● **Task to complete**:
Every record below is to be retyped exactly.
[START OF Entries supplied]
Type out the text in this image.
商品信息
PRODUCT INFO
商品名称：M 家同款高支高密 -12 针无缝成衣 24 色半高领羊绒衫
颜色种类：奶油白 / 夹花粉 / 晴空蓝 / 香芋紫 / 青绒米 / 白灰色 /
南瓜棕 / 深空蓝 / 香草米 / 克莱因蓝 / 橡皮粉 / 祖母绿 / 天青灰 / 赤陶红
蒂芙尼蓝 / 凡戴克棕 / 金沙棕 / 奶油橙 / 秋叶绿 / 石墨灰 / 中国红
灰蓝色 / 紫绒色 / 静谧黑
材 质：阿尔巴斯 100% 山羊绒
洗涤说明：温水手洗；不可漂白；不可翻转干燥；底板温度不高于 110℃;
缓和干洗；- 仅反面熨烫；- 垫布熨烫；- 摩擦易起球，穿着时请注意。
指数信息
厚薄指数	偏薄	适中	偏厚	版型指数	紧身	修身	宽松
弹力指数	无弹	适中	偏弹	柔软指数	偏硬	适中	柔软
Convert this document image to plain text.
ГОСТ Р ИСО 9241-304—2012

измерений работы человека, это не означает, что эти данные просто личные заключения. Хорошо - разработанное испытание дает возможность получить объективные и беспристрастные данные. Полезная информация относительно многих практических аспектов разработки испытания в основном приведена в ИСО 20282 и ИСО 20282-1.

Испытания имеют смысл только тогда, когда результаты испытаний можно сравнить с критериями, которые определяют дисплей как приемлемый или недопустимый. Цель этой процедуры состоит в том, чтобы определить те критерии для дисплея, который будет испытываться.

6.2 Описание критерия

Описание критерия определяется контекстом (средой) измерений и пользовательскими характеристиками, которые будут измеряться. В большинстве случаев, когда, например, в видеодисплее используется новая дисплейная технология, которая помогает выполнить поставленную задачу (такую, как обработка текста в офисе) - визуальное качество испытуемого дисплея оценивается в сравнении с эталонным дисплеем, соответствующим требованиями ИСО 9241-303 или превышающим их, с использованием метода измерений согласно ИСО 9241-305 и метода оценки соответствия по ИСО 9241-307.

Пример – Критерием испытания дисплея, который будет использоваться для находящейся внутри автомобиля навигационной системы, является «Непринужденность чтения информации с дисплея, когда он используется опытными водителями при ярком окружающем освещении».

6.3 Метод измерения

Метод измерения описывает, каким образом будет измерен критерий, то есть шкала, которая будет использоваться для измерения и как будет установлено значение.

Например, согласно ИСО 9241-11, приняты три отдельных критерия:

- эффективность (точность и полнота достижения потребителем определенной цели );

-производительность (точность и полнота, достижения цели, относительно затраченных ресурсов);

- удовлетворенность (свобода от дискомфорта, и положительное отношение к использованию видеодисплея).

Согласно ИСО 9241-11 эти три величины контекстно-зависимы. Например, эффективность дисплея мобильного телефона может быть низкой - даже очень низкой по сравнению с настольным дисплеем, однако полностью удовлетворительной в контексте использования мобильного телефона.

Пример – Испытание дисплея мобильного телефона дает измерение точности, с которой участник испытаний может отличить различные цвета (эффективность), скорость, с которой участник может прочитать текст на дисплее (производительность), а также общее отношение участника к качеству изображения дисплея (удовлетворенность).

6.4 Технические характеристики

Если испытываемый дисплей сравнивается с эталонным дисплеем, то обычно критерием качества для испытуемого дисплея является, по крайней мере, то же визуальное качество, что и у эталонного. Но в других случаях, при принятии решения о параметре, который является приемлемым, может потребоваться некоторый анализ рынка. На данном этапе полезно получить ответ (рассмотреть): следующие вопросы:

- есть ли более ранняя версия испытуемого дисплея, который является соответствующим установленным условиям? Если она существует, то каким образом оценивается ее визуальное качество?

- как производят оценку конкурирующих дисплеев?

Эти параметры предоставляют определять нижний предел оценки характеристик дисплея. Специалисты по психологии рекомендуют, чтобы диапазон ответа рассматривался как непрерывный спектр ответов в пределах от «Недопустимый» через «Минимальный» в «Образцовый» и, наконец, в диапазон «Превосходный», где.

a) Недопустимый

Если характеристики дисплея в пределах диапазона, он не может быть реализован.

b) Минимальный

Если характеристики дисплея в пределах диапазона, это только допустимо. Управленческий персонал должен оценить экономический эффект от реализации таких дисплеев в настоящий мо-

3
[END OF Entries supplied]
● **Result of this task**:
Type out the text in this image.
商品信息
PRODUCT INFO
商品名称：M 家同款高支高密 -12 针无缝成衣 24 色半高领羊绒衫
颜色种类：奶油白 / 夹花粉 / 晴空蓝 / 香芋紫 / 青绒米 / 白灰色 /
南瓜棕 / 深空蓝 / 香草米 / 克莱因蓝 / 橡皮粉 / 祖母绿 / 天青灰 / 赤陶红
蒂芙尼蓝 / 凡戴克棕 / 金沙棕 / 奶油橙 / 秋叶绿 / 石墨灰 / 中国红
灰蓝色 / 紫绒色 / 静谧黑
材 质：阿尔巴斯 100% 山羊绒
洗涤说明：温水手洗；不可漂白；不可翻转干燥；底板温度不高于 110℃;
缓和干洗；- 仅反面熨烫；- 垫布熨烫；- 摩擦易起球，穿着时请注意。
指数信息
厚薄指数	偏薄	适中	偏厚	版型指数	紧身	修身	宽松
弹力指数	无弹	适中	偏弹	柔软指数	偏硬	适中	柔软
Convert this document image to plain text.
ГОСТ Р ИСО 9241-304—2012

измерений работы человека, это не означает, что эти данные просто личные заключения. Хорошо - разработанное испытание дает возможность получить объективные и беспристрастные данные. Полезная информация относительно многих практических аспектов разработки испытания в основном приведена в ИСО 20282 и ИСО 20282-1.

Испытания имеют смысл только тогда, когда результаты испытаний можно сравнить с критериями, которые определяют дисплей как приемлемый или недопустимый. Цель этой процедуры состоит в том, чтобы определить те критерии для дисплея, который будет испытываться.

6.2 Описание критерия

Описание критерия определяется контекстом (средой) измерений и пользовательскими характеристиками, которые будут измеряться. В большинстве случаев, когда, например, в видеодисплее используется новая дисплейная технология, которая помогает выполнить поставленную задачу (такую, как обработка текста в офисе) - визуальное качество испытуемого дисплея оценивается в сравнении с эталонным дисплеем, соответствующим требованиями ИСО 9241-303 или превышающим их, с использованием метода измерений согласно ИСО 9241-305 и метода оценки соответствия по ИСО 9241-307.

Пример – Критерием испытания дисплея, который будет использоваться для находящейся внутри автомобиля навигационной системы, является «Непринужденность чтения информации с дисплея, когда он используется опытными водителями при ярком окружающем освещении».

6.3 Метод измерения

Метод измерения описывает, каким образом будет измерен критерий, то есть шкала, которая будет использоваться для измерения и как будет установлено значение.

Например, согласно ИСО 9241-11, приняты три отдельных критерия:

- эффективность (точность и полнота достижения потребителем определенной цели );

-производительность (точность и полнота, достижения цели, относительно затраченных ресурсов);

- удовлетворенность (свобода от дискомфорта, и положительное отношение к использованию видеодисплея).

Согласно ИСО 9241-11 эти три величины контекстно-зависимы. Например, эффективность дисплея мобильного телефона может быть низкой - даже очень низкой по сравнению с настольным дисплеем, однако полностью удовлетворительной в контексте использования мобильного телефона.

Пример – Испытание дисплея мобильного телефона дает измерение точности, с которой участник испытаний может отличить различные цвета (эффективность), скорость, с которой участник может прочитать текст на дисплее (производительность), а также общее отношение участника к качеству изображения дисплея (удовлетворенность).

6.4 Технические характеристики

Если испытываемый дисплей сравнивается с эталонным дисплеем, то обычно критерием качества для испытуемого дисплея является, по крайней мере, то же визуальное качество, что и у эталонного. Но в других случаях, при принятии решения о параметре, который является приемлемым, может потребоваться некоторый анализ рынка. На данном этапе полезно получить ответ (рассмотреть): следующие вопросы:

- есть ли более ранняя версия испытуемого дисплея, который является соответствующим установленным условиям? Если она существует, то каким образом оценивается ее визуальное качество?

- как производят оценку конкурирующих дисплеев?

Эти параметры предоставляют определять нижний предел оценки характеристик дисплея. Специалисты по психологии рекомендуют, чтобы диапазон ответа рассматривался как непрерывный спектр ответов в пределах от «Недопустимый» через «Минимальный» в «Образцовый» и, наконец, в диапазон «Превосходный», где.

a) Недопустимый

Если характеристики дисплея в пределах диапазона, он не может быть реализован.

b) Минимальный

Если характеристики дисплея в пределах диапазона, это только допустимо. Управленческий персонал должен оценить экономический эффект от реализации таких дисплеев в настоящий мо-

3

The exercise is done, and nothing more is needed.